* **Objective**: Return every record verbatim.

* **Listing**:

________________________

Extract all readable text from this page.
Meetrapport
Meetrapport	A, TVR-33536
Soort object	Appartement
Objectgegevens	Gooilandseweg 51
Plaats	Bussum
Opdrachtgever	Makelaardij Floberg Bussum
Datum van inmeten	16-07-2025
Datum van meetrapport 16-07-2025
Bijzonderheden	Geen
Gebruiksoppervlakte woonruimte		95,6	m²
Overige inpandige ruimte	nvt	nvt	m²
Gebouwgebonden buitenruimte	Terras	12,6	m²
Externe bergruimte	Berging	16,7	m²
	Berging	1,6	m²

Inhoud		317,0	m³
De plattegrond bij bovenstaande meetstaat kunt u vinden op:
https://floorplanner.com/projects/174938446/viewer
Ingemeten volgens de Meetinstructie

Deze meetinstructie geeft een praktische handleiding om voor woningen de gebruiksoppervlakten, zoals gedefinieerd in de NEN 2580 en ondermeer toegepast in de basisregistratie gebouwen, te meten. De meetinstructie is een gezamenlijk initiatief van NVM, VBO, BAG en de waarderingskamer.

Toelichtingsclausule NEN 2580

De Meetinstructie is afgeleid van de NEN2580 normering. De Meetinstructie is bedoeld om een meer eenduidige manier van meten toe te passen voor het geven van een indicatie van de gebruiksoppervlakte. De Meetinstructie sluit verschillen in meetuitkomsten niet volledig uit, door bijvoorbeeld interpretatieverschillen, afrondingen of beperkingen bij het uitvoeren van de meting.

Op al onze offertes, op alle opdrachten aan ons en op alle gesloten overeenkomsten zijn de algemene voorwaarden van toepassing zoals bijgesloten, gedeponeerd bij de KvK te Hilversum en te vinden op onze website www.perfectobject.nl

________________________

* **Solution to this task**:
Extract all readable text from this page.
Meetrapport
Meetrapport	A, TVR-33536
Soort object	Appartement
Objectgegevens	Gooilandseweg 51
Plaats	Bussum
Opdrachtgever	Makelaardij Floberg Bussum
Datum van inmeten	16-07-2025
Datum van meetrapport 16-07-2025
Bijzonderheden	Geen
Gebruiksoppervlakte woonruimte		95,6	m²
Overige inpandige ruimte	nvt	nvt	m²
Gebouwgebonden buitenruimte	Terras	12,6	m²
Externe bergruimte	Berging	16,7	m²
	Berging	1,6	m²

Inhoud		317,0	m³
De plattegrond bij bovenstaande meetstaat kunt u vinden op:
https://floorplanner.com/projects/174938446/viewer
Ingemeten volgens de Meetinstructie

Deze meetinstructie geeft een praktische handleiding om voor woningen de gebruiksoppervlakten, zoals gedefinieerd in de NEN 2580 en ondermeer toegepast in de basisregistratie gebouwen, te meten. De meetinstructie is een gezamenlijk initiatief van NVM, VBO, BAG en de waarderingskamer.

Toelichtingsclausule NEN 2580

De Meetinstructie is afgeleid van de NEN2580 normering. De Meetinstructie is bedoeld om een meer eenduidige manier van meten toe te passen voor het geven van een indicatie van de gebruiksoppervlakte. De Meetinstructie sluit verschillen in meetuitkomsten niet volledig uit, door bijvoorbeeld interpretatieverschillen, afrondingen of beperkingen bij het uitvoeren van de meting.

Op al onze offertes, op alle opdrachten aan ons en op alle gesloten overeenkomsten zijn de algemene voorwaarden van toepassing zoals bijgesloten, gedeponeerd bij de KvK te Hilversum en te vinden op onze website www.perfectobject.nl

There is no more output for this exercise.